* WHAT IS NEEDED:
Quote the records below in full, exactly as given, with the images taken out.

::::::::::

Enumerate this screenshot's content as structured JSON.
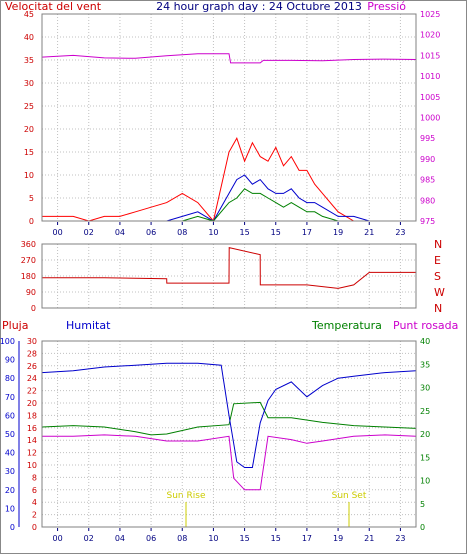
{
  "chart_data": [
    {
      "type": "line",
      "title": "24 hour graph day : 24 Octubre 2013",
      "ylabel_left": "Velocitat del vent",
      "ylabel_right": "Pressió",
      "left_ticks": [
        0,
        5,
        10,
        15,
        20,
        25,
        30,
        35,
        40,
        45
      ],
      "right_ticks": [
        975,
        980,
        985,
        990,
        995,
        1000,
        1005,
        1010,
        1015,
        1020,
        1025
      ],
      "ylim_left": [
        0,
        45
      ],
      "ylim_right": [
        975,
        1025
      ],
      "x_ticks": [
        "00",
        "02",
        "04",
        "06",
        "08",
        "10",
        "15",
        "15",
        "17",
        "19",
        "21",
        "23"
      ],
      "series": [
        {
          "name": "Pressió",
          "color": "#cc00cc",
          "x": [
            0,
            2,
            4,
            6,
            8,
            10,
            12,
            12.1,
            14,
            14.2,
            16,
            18,
            20,
            22,
            24
          ],
          "values": [
            1014.6,
            1015.0,
            1014.4,
            1014.3,
            1014.9,
            1015.4,
            1015.4,
            1013.2,
            1013.2,
            1013.8,
            1013.8,
            1013.7,
            1014.0,
            1014.1,
            1014.0
          ]
        },
        {
          "color": "#ff0000",
          "x": [
            0,
            1,
            2,
            3,
            4,
            5,
            6,
            7,
            8,
            9,
            10,
            11,
            12,
            12.5,
            13,
            13.5,
            14,
            14.5,
            15,
            15.5,
            16,
            16.5,
            17,
            17.5,
            18,
            19,
            20,
            21,
            22,
            23,
            24
          ],
          "values": [
            1,
            1,
            1,
            0,
            1,
            1,
            2,
            3,
            4,
            6,
            4,
            0,
            15,
            18,
            13,
            17,
            14,
            13,
            16,
            12,
            14,
            11,
            11,
            8,
            6,
            2,
            0,
            0,
            0,
            0,
            0
          ]
        },
        {
          "color": "#0000cc",
          "x": [
            0,
            8,
            9,
            10,
            11,
            12,
            12.5,
            13,
            13.5,
            14,
            14.5,
            15,
            15.5,
            16,
            16.5,
            17,
            17.5,
            18,
            19,
            20,
            21,
            24
          ],
          "values": [
            0,
            0,
            1,
            2,
            0,
            6,
            9,
            10,
            8,
            9,
            7,
            6,
            6,
            7,
            5,
            4,
            4,
            3,
            1,
            1,
            0,
            0
          ]
        },
        {
          "color": "#008000",
          "x": [
            0,
            8,
            9,
            10,
            11,
            12,
            12.5,
            13,
            13.5,
            14,
            14.5,
            15,
            15.5,
            16,
            16.5,
            17,
            17.5,
            18,
            19,
            20,
            24
          ],
          "values": [
            0,
            0,
            0,
            1,
            0,
            4,
            5,
            7,
            6,
            6,
            5,
            4,
            3,
            4,
            3,
            2,
            2,
            1,
            0,
            0,
            0
          ]
        }
      ]
    },
    {
      "type": "line",
      "ylabels_right": [
        "N",
        "W",
        "S",
        "E",
        "N"
      ],
      "ticks": [
        0,
        90,
        180,
        270,
        360
      ],
      "ylim": [
        0,
        360
      ],
      "series": [
        {
          "color": "#cc0000",
          "x": [
            0,
            4,
            8,
            8.01,
            11,
            12,
            12.01,
            14,
            14.01,
            17,
            19,
            20,
            21,
            21.01,
            24
          ],
          "values": [
            170,
            170,
            165,
            140,
            140,
            140,
            340,
            300,
            130,
            130,
            110,
            130,
            200,
            200,
            200
          ]
        }
      ]
    },
    {
      "type": "line",
      "legend": [
        "Pluja",
        "Humitat",
        "Temperatura",
        "Punt rosada"
      ],
      "pluja_ticks": [
        0,
        2,
        4,
        6,
        8,
        10,
        12,
        14,
        16,
        18,
        20,
        22,
        24,
        26,
        28,
        30
      ],
      "humitat_ticks": [
        0,
        10,
        20,
        30,
        40,
        50,
        60,
        70,
        80,
        90,
        100
      ],
      "temp_ticks": [
        0,
        5,
        10,
        15,
        20,
        25,
        30,
        35,
        40
      ],
      "ylim_humitat": [
        0,
        100
      ],
      "ylim_temp": [
        0,
        40
      ],
      "annotations": [
        "Sun Rise",
        "Sun Set"
      ],
      "x_ticks": [
        "00",
        "02",
        "04",
        "06",
        "08",
        "10",
        "15",
        "15",
        "17",
        "19",
        "21",
        "23"
      ],
      "series": [
        {
          "name": "Humitat",
          "color": "#0000cc",
          "x": [
            0,
            2,
            4,
            6,
            8,
            10,
            11.5,
            12,
            12.5,
            13,
            13.5,
            14,
            14.5,
            15,
            16,
            17,
            18,
            19,
            20,
            22,
            24
          ],
          "values": [
            83,
            84,
            86,
            87,
            88,
            88,
            87,
            60,
            35,
            32,
            32,
            56,
            68,
            74,
            78,
            70,
            76,
            80,
            81,
            83,
            84
          ]
        },
        {
          "name": "Temperatura",
          "color": "#008000",
          "x": [
            0,
            2,
            4,
            6,
            7,
            8,
            10,
            12,
            12.3,
            14,
            14.5,
            16,
            18,
            20,
            22,
            24
          ],
          "values": [
            21.5,
            21.8,
            21.5,
            20.5,
            19.8,
            20,
            21.5,
            22,
            26.5,
            26.8,
            23.5,
            23.5,
            22.5,
            21.8,
            21.5,
            21.2
          ]
        },
        {
          "name": "Punt rosada",
          "color": "#cc00cc",
          "x": [
            0,
            2,
            4,
            6,
            8,
            10,
            12,
            12.3,
            13,
            14,
            14.5,
            16,
            17,
            18,
            20,
            22,
            24
          ],
          "values": [
            19.5,
            19.5,
            19.8,
            19.5,
            18.5,
            18.5,
            19.5,
            10.5,
            8.0,
            8.0,
            19.5,
            18.8,
            18,
            18.5,
            19.5,
            19.8,
            19.5
          ]
        }
      ]
    }
  ]
}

::::::::::

* TASK OUTPUT:
Enumerate this screenshot's content as structured JSON.
{
  "chart_data": [
    {
      "type": "line",
      "title": "24 hour graph day : 24 Octubre 2013",
      "ylabel_left": "Velocitat del vent",
      "ylabel_right": "Pressió",
      "left_ticks": [
        0,
        5,
        10,
        15,
        20,
        25,
        30,
        35,
        40,
        45
      ],
      "right_ticks": [
        975,
        980,
        985,
        990,
        995,
        1000,
        1005,
        1010,
        1015,
        1020,
        1025
      ],
      "ylim_left": [
        0,
        45
      ],
      "ylim_right": [
        975,
        1025
      ],
      "x_ticks": [
        "00",
        "02",
        "04",
        "06",
        "08",
        "10",
        "15",
        "15",
        "17",
        "19",
        "21",
        "23"
      ],
      "series": [
        {
          "name": "Pressió",
          "color": "#cc00cc",
          "x": [
            0,
            2,
            4,
            6,
            8,
            10,
            12,
            12.1,
            14,
            14.2,
            16,
            18,
            20,
            22,
            24
          ],
          "values": [
            1014.6,
            1015.0,
            1014.4,
            1014.3,
            1014.9,
            1015.4,
            1015.4,
            1013.2,
            1013.2,
            1013.8,
            1013.8,
            1013.7,
            1014.0,
            1014.1,
            1014.0
          ]
        },
        {
          "color": "#ff0000",
          "x": [
            0,
            1,
            2,
            3,
            4,
            5,
            6,
            7,
            8,
            9,
            10,
            11,
            12,
            12.5,
            13,
            13.5,
            14,
            14.5,
            15,
            15.5,
            16,
            16.5,
            17,
            17.5,
            18,
            19,
            20,
            21,
            22,
            23,
            24
          ],
          "values": [
            1,
            1,
            1,
            0,
            1,
            1,
            2,
            3,
            4,
            6,
            4,
            0,
            15,
            18,
            13,
            17,
            14,
            13,
            16,
            12,
            14,
            11,
            11,
            8,
            6,
            2,
            0,
            0,
            0,
            0,
            0
          ]
        },
        {
          "color": "#0000cc",
          "x": [
            0,
            8,
            9,
            10,
            11,
            12,
            12.5,
            13,
            13.5,
            14,
            14.5,
            15,
            15.5,
            16,
            16.5,
            17,
            17.5,
            18,
            19,
            20,
            21,
            24
          ],
          "values": [
            0,
            0,
            1,
            2,
            0,
            6,
            9,
            10,
            8,
            9,
            7,
            6,
            6,
            7,
            5,
            4,
            4,
            3,
            1,
            1,
            0,
            0
          ]
        },
        {
          "color": "#008000",
          "x": [
            0,
            8,
            9,
            10,
            11,
            12,
            12.5,
            13,
            13.5,
            14,
            14.5,
            15,
            15.5,
            16,
            16.5,
            17,
            17.5,
            18,
            19,
            20,
            24
          ],
          "values": [
            0,
            0,
            0,
            1,
            0,
            4,
            5,
            7,
            6,
            6,
            5,
            4,
            3,
            4,
            3,
            2,
            2,
            1,
            0,
            0,
            0
          ]
        }
      ]
    },
    {
      "type": "line",
      "ylabels_right": [
        "N",
        "W",
        "S",
        "E",
        "N"
      ],
      "ticks": [
        0,
        90,
        180,
        270,
        360
      ],
      "ylim": [
        0,
        360
      ],
      "series": [
        {
          "color": "#cc0000",
          "x": [
            0,
            4,
            8,
            8.01,
            11,
            12,
            12.01,
            14,
            14.01,
            17,
            19,
            20,
            21,
            21.01,
            24
          ],
          "values": [
            170,
            170,
            165,
            140,
            140,
            140,
            340,
            300,
            130,
            130,
            110,
            130,
            200,
            200,
            200
          ]
        }
      ]
    },
    {
      "type": "line",
      "legend": [
        "Pluja",
        "Humitat",
        "Temperatura",
        "Punt rosada"
      ],
      "pluja_ticks": [
        0,
        2,
        4,
        6,
        8,
        10,
        12,
        14,
        16,
        18,
        20,
        22,
        24,
        26,
        28,
        30
      ],
      "humitat_ticks": [
        0,
        10,
        20,
        30,
        40,
        50,
        60,
        70,
        80,
        90,
        100
      ],
      "temp_ticks": [
        0,
        5,
        10,
        15,
        20,
        25,
        30,
        35,
        40
      ],
      "ylim_humitat": [
        0,
        100
      ],
      "ylim_temp": [
        0,
        40
      ],
      "annotations": [
        "Sun Rise",
        "Sun Set"
      ],
      "x_ticks": [
        "00",
        "02",
        "04",
        "06",
        "08",
        "10",
        "15",
        "15",
        "17",
        "19",
        "21",
        "23"
      ],
      "series": [
        {
          "name": "Humitat",
          "color": "#0000cc",
          "x": [
            0,
            2,
            4,
            6,
            8,
            10,
            11.5,
            12,
            12.5,
            13,
            13.5,
            14,
            14.5,
            15,
            16,
            17,
            18,
            19,
            20,
            22,
            24
          ],
          "values": [
            83,
            84,
            86,
            87,
            88,
            88,
            87,
            60,
            35,
            32,
            32,
            56,
            68,
            74,
            78,
            70,
            76,
            80,
            81,
            83,
            84
          ]
        },
        {
          "name": "Temperatura",
          "color": "#008000",
          "x": [
            0,
            2,
            4,
            6,
            7,
            8,
            10,
            12,
            12.3,
            14,
            14.5,
            16,
            18,
            20,
            22,
            24
          ],
          "values": [
            21.5,
            21.8,
            21.5,
            20.5,
            19.8,
            20,
            21.5,
            22,
            26.5,
            26.8,
            23.5,
            23.5,
            22.5,
            21.8,
            21.5,
            21.2
          ]
        },
        {
          "name": "Punt rosada",
          "color": "#cc00cc",
          "x": [
            0,
            2,
            4,
            6,
            8,
            10,
            12,
            12.3,
            13,
            14,
            14.5,
            16,
            17,
            18,
            20,
            22,
            24
          ],
          "values": [
            19.5,
            19.5,
            19.8,
            19.5,
            18.5,
            18.5,
            19.5,
            10.5,
            8.0,
            8.0,
            19.5,
            18.8,
            18,
            18.5,
            19.5,
            19.8,
            19.5
          ]
        }
      ]
    }
  ]
}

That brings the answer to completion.